## BEGIN

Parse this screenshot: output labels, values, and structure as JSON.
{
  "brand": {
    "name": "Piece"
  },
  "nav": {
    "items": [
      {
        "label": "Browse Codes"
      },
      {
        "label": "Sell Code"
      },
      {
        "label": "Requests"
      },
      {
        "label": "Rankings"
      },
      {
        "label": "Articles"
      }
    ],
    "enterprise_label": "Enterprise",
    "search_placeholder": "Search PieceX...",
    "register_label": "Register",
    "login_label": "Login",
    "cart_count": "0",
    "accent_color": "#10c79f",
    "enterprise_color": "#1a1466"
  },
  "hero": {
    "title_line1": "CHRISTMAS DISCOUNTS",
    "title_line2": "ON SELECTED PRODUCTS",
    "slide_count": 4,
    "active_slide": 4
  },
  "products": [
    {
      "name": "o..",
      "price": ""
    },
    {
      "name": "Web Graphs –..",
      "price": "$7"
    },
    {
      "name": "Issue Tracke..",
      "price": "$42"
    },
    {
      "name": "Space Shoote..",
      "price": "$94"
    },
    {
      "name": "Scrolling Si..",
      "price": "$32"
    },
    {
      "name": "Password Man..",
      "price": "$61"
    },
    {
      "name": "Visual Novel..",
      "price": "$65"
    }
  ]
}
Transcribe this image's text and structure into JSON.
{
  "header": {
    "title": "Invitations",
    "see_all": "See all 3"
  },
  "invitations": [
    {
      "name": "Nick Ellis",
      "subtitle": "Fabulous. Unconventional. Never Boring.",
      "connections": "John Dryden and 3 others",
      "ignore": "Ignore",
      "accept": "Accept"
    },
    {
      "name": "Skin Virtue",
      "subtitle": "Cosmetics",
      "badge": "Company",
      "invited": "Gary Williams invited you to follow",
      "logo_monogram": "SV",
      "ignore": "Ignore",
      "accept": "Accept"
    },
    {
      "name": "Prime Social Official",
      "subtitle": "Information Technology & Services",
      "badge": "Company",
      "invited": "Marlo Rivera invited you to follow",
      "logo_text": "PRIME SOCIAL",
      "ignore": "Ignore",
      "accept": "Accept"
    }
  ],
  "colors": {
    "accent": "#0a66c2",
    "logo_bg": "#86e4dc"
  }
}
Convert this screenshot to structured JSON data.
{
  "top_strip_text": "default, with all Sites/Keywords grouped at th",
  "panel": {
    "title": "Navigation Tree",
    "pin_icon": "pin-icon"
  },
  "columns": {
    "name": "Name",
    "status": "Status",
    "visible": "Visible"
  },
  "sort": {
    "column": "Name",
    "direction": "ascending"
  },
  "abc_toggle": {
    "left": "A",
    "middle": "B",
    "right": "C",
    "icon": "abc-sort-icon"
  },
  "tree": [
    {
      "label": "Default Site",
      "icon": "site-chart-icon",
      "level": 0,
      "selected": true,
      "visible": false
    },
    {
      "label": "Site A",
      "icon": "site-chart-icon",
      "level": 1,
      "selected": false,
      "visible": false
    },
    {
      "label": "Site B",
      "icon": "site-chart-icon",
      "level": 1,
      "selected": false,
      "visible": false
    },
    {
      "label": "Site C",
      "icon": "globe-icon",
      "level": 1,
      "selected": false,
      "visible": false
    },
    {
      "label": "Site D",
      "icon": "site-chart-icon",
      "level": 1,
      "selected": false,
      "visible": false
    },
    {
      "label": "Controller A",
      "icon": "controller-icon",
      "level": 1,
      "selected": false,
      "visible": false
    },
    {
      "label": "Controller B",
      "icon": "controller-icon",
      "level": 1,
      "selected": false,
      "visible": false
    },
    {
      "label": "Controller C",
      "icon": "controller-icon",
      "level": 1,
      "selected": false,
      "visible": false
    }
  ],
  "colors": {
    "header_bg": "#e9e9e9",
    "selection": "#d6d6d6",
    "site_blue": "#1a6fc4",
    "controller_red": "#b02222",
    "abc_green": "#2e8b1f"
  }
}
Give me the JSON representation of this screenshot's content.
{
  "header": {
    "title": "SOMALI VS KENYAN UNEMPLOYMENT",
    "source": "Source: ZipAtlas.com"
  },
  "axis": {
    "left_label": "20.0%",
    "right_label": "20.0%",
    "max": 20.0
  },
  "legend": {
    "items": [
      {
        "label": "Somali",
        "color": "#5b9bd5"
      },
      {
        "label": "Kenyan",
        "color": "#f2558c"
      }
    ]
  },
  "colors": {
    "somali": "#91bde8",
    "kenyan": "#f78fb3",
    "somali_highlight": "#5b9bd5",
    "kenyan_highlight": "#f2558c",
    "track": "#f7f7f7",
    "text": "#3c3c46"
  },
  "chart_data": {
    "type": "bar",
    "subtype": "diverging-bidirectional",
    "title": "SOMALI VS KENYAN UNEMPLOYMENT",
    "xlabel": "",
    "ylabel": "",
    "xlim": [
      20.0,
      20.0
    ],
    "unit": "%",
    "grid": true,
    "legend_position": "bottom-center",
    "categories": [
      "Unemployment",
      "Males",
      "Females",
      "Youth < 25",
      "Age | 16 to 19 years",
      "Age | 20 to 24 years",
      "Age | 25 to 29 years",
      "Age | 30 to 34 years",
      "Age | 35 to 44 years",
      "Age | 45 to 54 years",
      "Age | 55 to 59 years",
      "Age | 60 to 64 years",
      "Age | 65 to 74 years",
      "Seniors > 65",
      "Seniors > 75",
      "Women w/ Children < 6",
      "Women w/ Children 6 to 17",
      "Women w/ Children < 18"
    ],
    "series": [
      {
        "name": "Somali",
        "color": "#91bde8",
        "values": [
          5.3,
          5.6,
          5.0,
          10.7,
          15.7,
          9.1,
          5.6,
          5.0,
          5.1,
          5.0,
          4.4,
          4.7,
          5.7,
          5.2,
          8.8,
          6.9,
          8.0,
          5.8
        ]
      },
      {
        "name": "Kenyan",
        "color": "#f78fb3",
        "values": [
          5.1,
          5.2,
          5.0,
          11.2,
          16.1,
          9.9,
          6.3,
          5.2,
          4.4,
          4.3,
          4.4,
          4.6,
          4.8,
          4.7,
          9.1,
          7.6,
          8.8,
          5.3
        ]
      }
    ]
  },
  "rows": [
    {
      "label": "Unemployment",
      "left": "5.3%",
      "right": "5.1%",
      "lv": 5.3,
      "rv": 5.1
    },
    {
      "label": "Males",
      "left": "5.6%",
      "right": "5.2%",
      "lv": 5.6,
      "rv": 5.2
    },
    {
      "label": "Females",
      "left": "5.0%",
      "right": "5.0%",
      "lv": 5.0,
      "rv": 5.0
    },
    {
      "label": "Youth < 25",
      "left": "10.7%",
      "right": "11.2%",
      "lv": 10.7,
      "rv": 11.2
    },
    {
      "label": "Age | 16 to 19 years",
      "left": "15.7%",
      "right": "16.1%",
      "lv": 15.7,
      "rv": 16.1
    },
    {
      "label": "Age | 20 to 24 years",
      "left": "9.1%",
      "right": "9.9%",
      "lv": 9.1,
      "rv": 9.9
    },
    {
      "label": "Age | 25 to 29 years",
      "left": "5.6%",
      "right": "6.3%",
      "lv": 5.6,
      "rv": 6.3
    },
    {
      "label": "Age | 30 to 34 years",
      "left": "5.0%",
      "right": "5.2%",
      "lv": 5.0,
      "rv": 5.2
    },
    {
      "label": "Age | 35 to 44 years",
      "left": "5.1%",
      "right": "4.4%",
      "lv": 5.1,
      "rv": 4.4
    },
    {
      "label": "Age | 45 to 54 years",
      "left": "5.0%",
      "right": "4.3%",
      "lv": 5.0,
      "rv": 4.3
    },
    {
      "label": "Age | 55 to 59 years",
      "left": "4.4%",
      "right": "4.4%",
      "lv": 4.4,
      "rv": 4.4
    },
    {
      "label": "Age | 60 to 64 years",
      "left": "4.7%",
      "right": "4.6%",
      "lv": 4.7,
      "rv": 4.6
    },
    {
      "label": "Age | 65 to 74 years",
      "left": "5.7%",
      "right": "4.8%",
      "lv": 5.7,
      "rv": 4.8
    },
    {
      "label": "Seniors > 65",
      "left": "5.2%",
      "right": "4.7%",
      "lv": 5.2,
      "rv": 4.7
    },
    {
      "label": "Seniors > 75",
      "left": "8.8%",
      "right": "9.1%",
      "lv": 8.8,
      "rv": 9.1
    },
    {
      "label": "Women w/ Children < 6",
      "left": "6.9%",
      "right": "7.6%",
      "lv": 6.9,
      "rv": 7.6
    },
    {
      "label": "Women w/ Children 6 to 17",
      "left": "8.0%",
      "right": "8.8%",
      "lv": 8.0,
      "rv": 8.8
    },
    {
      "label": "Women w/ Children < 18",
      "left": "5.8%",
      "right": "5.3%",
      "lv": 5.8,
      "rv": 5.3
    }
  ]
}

## END

**PROBLEM TO WORK ON**.
From the data above, copy each line that has the string "invited".

**OUTPUT BELOW**.
      "invited": "Gary Williams invited you to follow",
      "invited": "Marlo Rivera invited you to follow",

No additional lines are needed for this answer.